- _Problems to solve_
**a.** List every place named in the surrogacy piece below.
**b.** Carry the surrogacy piece below forward from its final sentence.
Source extract Start Marker
Surrogate as Artist


With A & A at the Dead Sea
I recently had the opportunity to travel to Israel to visit my IFs and the surrotwins, who at the time were seven months old.   It had been about six months since I last saw them, and I was excited about being able to see them when they were still small enough to let me snuggle them without wondering who the heck I was.  One afternoon, standing outside a restaurant in downtown Tel Aviv, A asked me a question I’ve been trying to answer myself since the babies were born: “How do you feel, you know, seeing the babies?  How do you think of them?  Is it hard for you?”  At first I just joked:  “I certainly don’t want to take them home, if that’s what you’re asking!”  I know there are horror stories about surrogates deciding they can’t “give up” the babies, but this thought has never even crossed my mind.  There are days I question if I even want my own three biological children, let alone add two more to the chaos.  My continued explanation wasn’t suffice, and I’ve since been trying to formulate the right description of my relationship to the surrotwins.
Source extract End Marker
Listed records Start Marker
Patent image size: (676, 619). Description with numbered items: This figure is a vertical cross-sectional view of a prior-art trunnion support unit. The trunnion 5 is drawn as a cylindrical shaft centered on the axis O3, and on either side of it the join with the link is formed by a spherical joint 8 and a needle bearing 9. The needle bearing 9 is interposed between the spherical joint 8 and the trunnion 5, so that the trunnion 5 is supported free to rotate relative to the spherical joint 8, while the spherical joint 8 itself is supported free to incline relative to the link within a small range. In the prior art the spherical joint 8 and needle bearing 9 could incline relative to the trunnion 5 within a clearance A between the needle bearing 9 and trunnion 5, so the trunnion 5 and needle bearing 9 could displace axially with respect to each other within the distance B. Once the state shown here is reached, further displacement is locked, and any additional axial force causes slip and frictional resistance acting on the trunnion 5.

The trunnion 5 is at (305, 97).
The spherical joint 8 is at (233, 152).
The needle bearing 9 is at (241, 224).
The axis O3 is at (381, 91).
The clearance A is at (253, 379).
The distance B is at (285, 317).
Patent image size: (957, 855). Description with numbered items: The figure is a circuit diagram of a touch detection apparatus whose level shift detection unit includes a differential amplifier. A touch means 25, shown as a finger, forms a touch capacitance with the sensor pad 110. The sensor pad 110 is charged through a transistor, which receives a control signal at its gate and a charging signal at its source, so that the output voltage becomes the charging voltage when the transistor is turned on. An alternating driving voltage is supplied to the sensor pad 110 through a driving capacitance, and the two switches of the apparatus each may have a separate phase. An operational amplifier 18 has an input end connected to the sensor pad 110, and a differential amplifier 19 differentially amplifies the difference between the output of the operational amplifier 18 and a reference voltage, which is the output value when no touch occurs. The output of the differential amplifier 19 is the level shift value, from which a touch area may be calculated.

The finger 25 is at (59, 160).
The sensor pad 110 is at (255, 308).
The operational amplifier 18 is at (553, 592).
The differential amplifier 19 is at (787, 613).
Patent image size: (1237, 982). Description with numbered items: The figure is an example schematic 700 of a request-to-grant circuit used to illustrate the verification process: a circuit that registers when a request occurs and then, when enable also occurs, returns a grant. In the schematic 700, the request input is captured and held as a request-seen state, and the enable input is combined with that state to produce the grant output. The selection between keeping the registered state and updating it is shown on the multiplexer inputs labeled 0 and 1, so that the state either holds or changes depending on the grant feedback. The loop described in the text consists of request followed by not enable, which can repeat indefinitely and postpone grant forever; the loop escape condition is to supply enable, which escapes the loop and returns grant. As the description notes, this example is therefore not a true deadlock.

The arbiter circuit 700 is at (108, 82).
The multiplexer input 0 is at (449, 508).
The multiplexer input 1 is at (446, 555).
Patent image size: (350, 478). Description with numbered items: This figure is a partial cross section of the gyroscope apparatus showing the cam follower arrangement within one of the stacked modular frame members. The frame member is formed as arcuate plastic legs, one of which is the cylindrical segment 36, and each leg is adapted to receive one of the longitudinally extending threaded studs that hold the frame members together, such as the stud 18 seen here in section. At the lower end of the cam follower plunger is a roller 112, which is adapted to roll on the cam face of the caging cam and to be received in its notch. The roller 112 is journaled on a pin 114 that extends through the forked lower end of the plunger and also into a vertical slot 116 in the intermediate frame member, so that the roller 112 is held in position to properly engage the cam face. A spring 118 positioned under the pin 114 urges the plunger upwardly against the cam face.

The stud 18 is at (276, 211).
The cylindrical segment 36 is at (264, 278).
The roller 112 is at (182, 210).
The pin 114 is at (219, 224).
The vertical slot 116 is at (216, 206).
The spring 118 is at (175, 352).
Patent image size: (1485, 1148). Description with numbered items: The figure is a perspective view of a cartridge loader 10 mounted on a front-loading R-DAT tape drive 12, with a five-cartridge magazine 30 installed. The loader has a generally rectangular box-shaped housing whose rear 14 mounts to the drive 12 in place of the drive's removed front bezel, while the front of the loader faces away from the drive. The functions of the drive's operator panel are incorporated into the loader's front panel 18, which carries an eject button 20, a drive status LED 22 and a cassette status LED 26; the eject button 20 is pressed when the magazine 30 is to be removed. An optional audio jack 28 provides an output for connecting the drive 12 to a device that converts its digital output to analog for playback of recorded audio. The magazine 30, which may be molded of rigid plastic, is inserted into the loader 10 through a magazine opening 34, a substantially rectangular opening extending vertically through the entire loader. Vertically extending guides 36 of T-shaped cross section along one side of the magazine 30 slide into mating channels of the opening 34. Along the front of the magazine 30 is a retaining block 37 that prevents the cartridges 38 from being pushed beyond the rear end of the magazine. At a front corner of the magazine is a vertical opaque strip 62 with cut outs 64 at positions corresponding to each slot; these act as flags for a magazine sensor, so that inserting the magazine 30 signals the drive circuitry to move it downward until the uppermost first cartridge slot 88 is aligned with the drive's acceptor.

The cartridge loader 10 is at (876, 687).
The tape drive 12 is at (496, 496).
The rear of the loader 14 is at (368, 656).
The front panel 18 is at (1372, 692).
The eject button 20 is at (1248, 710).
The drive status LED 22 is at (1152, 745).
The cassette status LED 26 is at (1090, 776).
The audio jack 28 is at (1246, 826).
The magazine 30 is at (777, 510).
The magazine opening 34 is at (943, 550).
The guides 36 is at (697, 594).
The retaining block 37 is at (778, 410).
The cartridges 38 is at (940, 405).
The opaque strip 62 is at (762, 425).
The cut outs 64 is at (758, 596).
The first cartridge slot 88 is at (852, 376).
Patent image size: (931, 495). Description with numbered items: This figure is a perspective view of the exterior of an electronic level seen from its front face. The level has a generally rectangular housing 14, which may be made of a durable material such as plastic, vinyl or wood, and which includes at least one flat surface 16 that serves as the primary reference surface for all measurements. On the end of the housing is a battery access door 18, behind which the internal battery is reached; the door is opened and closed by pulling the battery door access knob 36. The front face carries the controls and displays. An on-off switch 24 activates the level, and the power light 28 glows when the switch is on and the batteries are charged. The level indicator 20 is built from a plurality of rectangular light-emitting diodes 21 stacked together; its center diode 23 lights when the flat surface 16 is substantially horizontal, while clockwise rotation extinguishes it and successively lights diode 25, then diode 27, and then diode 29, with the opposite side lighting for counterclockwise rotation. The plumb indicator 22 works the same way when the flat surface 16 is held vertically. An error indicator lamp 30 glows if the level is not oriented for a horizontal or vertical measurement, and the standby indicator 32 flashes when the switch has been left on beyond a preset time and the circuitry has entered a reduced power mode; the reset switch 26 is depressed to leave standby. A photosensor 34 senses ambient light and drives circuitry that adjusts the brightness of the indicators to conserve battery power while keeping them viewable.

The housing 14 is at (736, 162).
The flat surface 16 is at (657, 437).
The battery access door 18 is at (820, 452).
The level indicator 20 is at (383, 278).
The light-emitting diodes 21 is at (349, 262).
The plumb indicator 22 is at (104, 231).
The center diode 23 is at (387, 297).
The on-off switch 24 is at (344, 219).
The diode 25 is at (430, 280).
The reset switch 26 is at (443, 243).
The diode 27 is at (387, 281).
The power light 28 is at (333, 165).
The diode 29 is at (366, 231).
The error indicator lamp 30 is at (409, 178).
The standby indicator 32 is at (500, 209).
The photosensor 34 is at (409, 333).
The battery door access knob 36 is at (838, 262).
Listed records End Marker
- _Results for each task_
**a.**
Israel
the Dead Sea
Tel Aviv

**b.**
Baby E

Of course I think they are beautiful, probably more beautiful than the average baby.  Of course I loved snuggling and holding them and tickling their little tummies to make them laugh and reading the books that I brought them, teaching them the names of farm animals in English, and holding them—pacing and bouncing back and forth the kitchen to coax little D to sleep.  But in all honesty, I’d love to do that with any baby.  Babies are adorable.  My feelings for them, however, are much deeper than they are for any baby.  That affection is nowhere near the same affection I feel for my own children, the children whom I not only grew in my uterus, but whom my husband and I contributed to genetically and whom we have nurtured through sickness and health, through accomplishment and tantrum, for nine, five, and three years.   That love and affection between a parent and a child is one that cannot be replicated.  My next step has always been to compare the surrotwins to my nieces and nephews.  I think they’re cuter and smarter than the average kid, too.  I love them more than the average kid.  I enjoy seeing pictures and hearing anecdotes from their parents and seeing the achievements they make throughout their life.  I have pride in those achievements, even knowing that I had very little, if anything, to do with them. 

Baby D

But even that analogy doesn’t quite fit, because the affection I have for the surrotwins is different still.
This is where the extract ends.